Make an exact copy of all the entries, but do not reproduce the pictures.

INPUT:

────────────────────

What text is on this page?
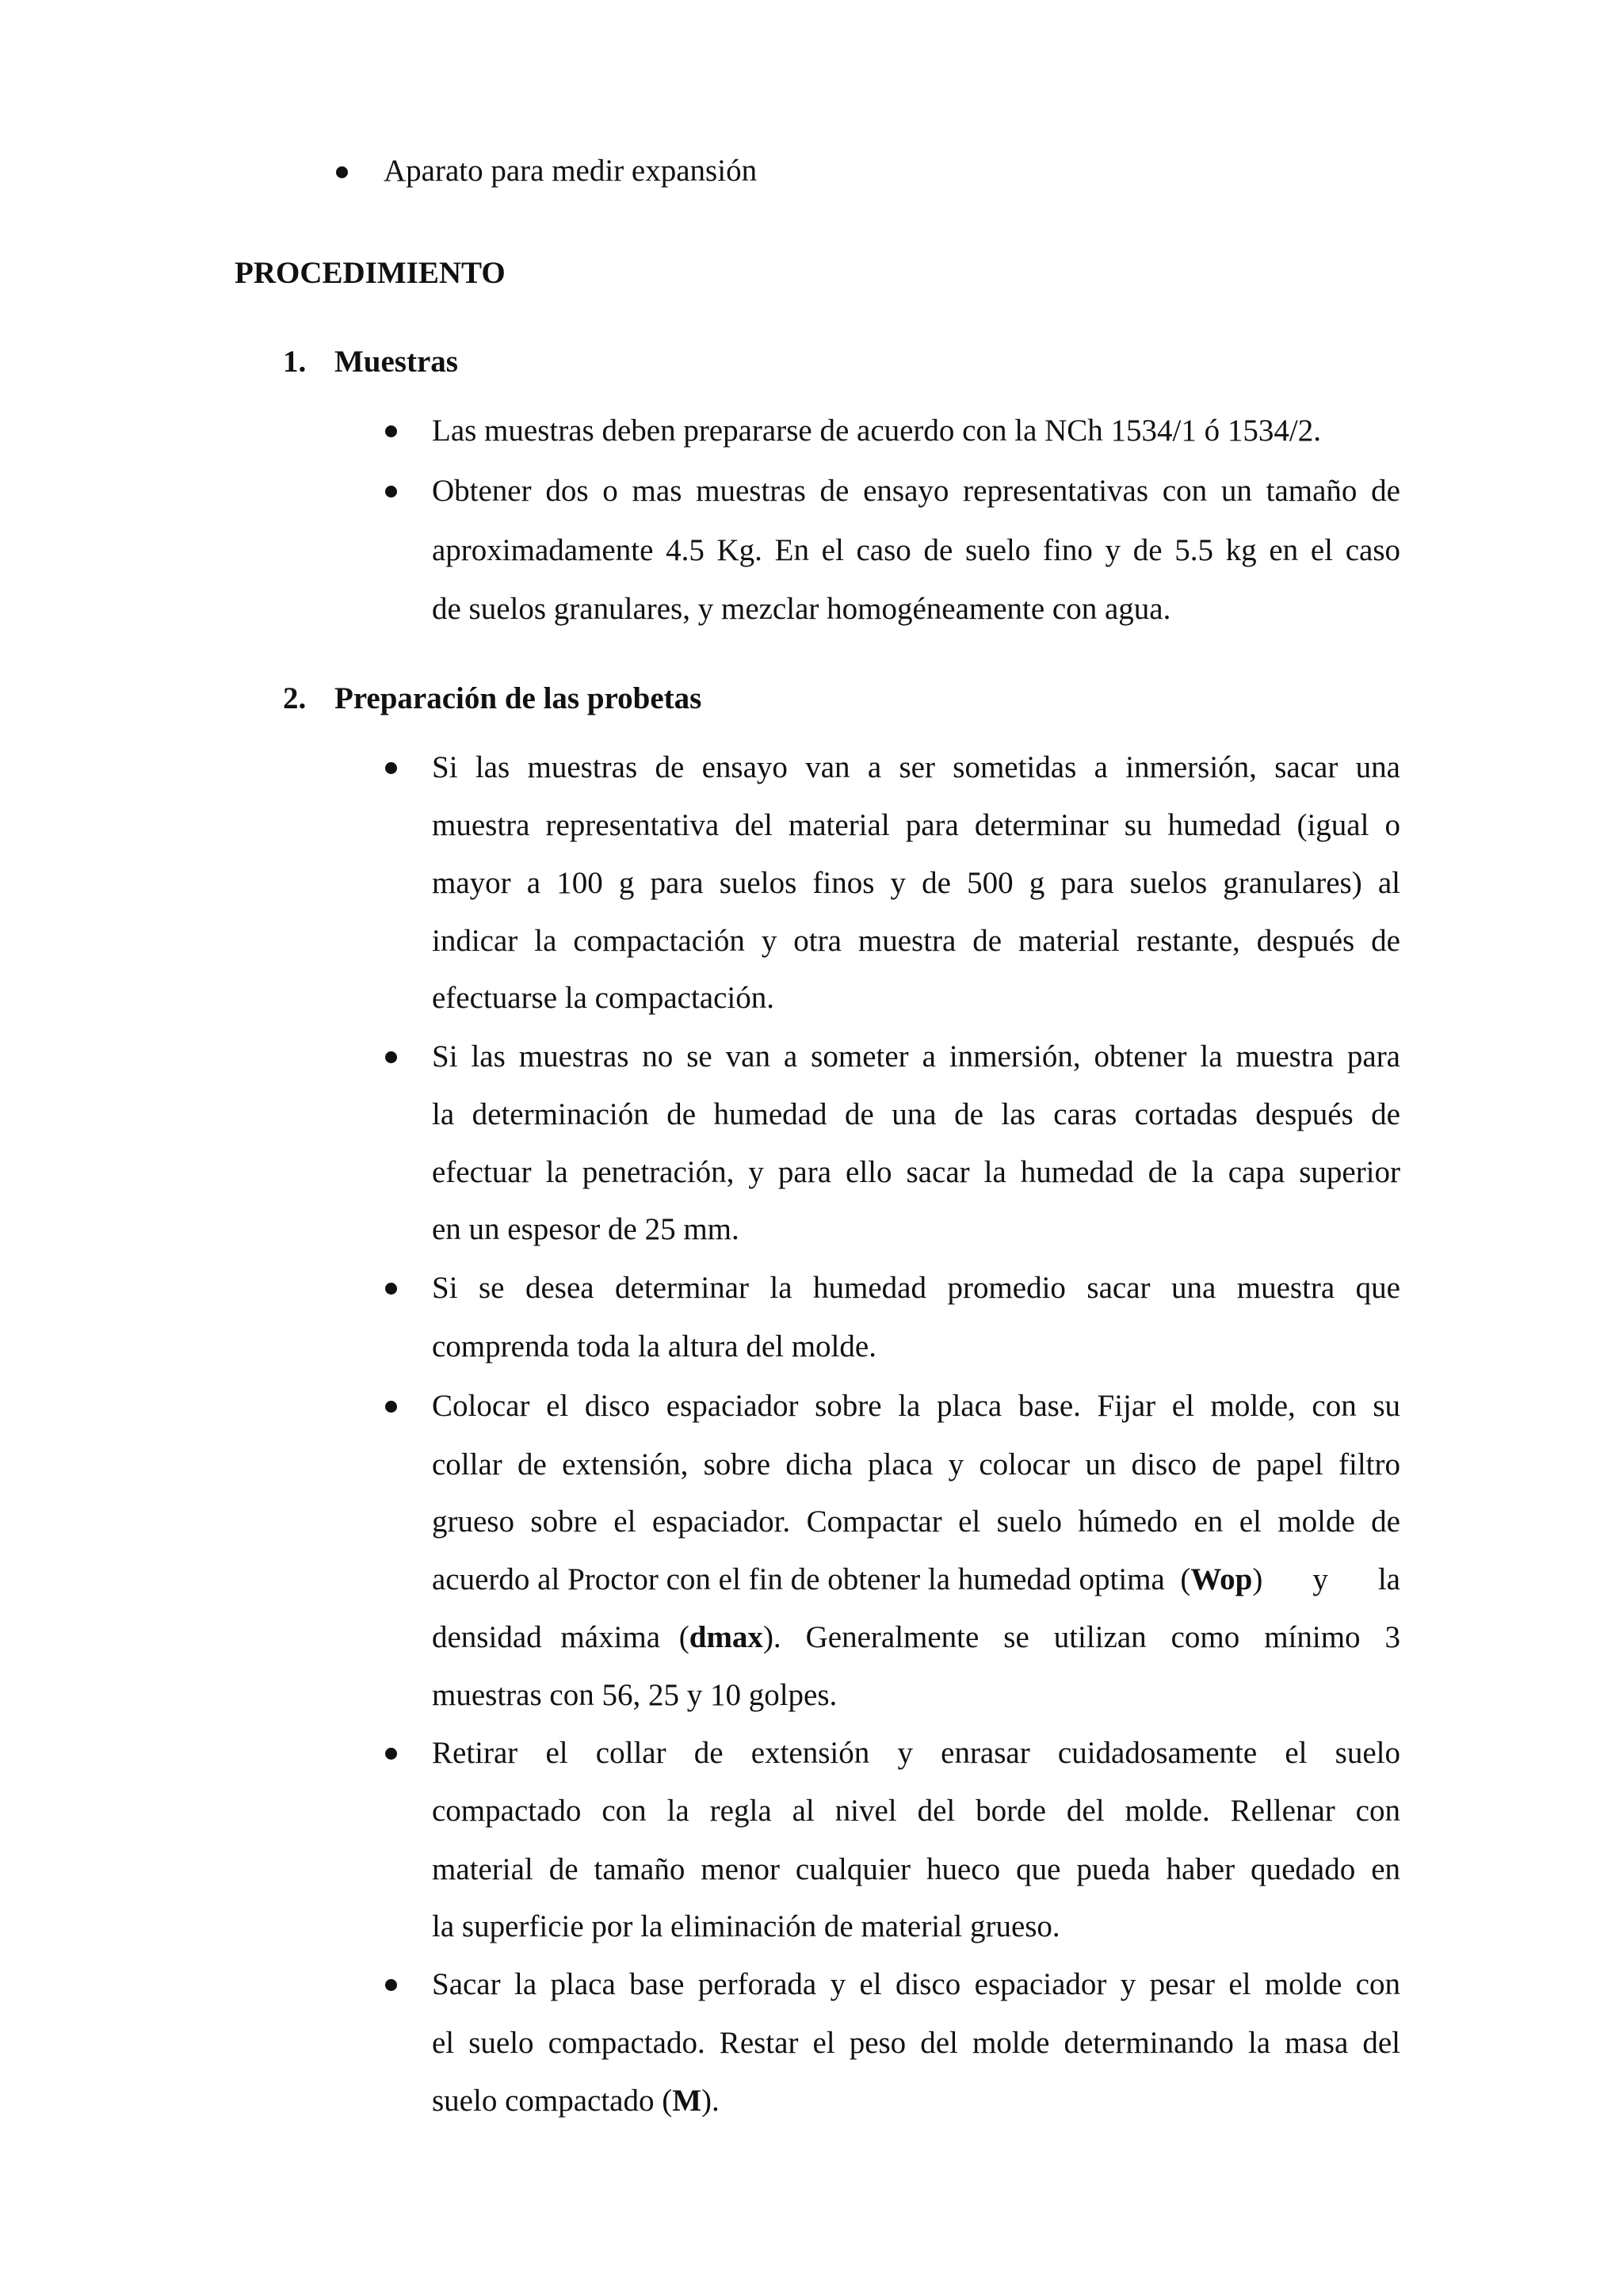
Aparato para medir expansión
PROCEDIMIENTO
1. Muestras
Las muestras deben prepararse de acuerdo con la NCh 1534/1 ó 1534/2.
Obtener dos o mas muestras de ensayo representativas con un tamaño de
aproximadamente 4.5 Kg. En el caso de suelo fino y de 5.5 kg en el caso
de suelos granulares, y mezclar homogéneamente con agua.
2. Preparación de las probetas
Si las muestras de ensayo van a ser sometidas a inmersión, sacar una
muestra representativa del material para determinar su humedad (igual o
mayor a 100 g para suelos finos y de 500 g para suelos granulares) al
indicar la compactación y otra muestra de material restante, después de
efectuarse la compactación.
Si las muestras no se van a someter a inmersión, obtener la muestra para
la determinación de humedad de una de las caras cortadas después de
efectuar la penetración, y para ello sacar la humedad de la capa superior
en un espesor de 25 mm.
Si se desea determinar la humedad promedio sacar una muestra que
comprenda toda la altura del molde.
Colocar el disco espaciador sobre la placa base. Fijar el molde, con su
collar de extensión, sobre dicha placa y colocar un disco de papel filtro
grueso sobre el espaciador. Compactar el suelo húmedo en el molde de
acuerdo al Proctor con el fin de obtener la humedad optima  ( Wop ) y la
densidad máxima ( dmax ). Generalmente se utilizan como mínimo 3
muestras con 56, 25 y 10 golpes.
Retirar el collar de extensión y enrasar cuidadosamente el suelo
compactado con la regla al nivel del borde del molde. Rellenar con
material de tamaño menor cualquier hueco que pueda haber quedado en
la superficie por la eliminación de material grueso.
Sacar la placa base perforada y el disco espaciador y pesar el molde con
el suelo compactado. Restar el peso del molde determinando la masa del
suelo compactado (M).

────────────────────

SOLUTION TO THE PROBLEM:
What text is on this page?
Aparato para medir expansión
PROCEDIMIENTO
1. Muestras
Las muestras deben prepararse de acuerdo con la NCh 1534/1 ó 1534/2.
Obtener dos o mas muestras de ensayo representativas con un tamaño de
aproximadamente 4.5 Kg. En el caso de suelo fino y de 5.5 kg en el caso
de suelos granulares, y mezclar homogéneamente con agua.
2. Preparación de las probetas
Si las muestras de ensayo van a ser sometidas a inmersión, sacar una
muestra representativa del material para determinar su humedad (igual o
mayor a 100 g para suelos finos y de 500 g para suelos granulares) al
indicar la compactación y otra muestra de material restante, después de
efectuarse la compactación.
Si las muestras no se van a someter a inmersión, obtener la muestra para
la determinación de humedad de una de las caras cortadas después de
efectuar la penetración, y para ello sacar la humedad de la capa superior
en un espesor de 25 mm.
Si se desea determinar la humedad promedio sacar una muestra que
comprenda toda la altura del molde.
Colocar el disco espaciador sobre la placa base. Fijar el molde, con su
collar de extensión, sobre dicha placa y colocar un disco de papel filtro
grueso sobre el espaciador. Compactar el suelo húmedo en el molde de
acuerdo al Proctor con el fin de obtener la humedad optima  ( Wop ) y la
densidad máxima ( dmax ). Generalmente se utilizan como mínimo 3
muestras con 56, 25 y 10 golpes.
Retirar el collar de extensión y enrasar cuidadosamente el suelo
compactado con la regla al nivel del borde del molde. Rellenar con
material de tamaño menor cualquier hueco que pueda haber quedado en
la superficie por la eliminación de material grueso.
Sacar la placa base perforada y el disco espaciador y pesar el molde con
el suelo compactado. Restar el peso del molde determinando la masa del
suelo compactado (M).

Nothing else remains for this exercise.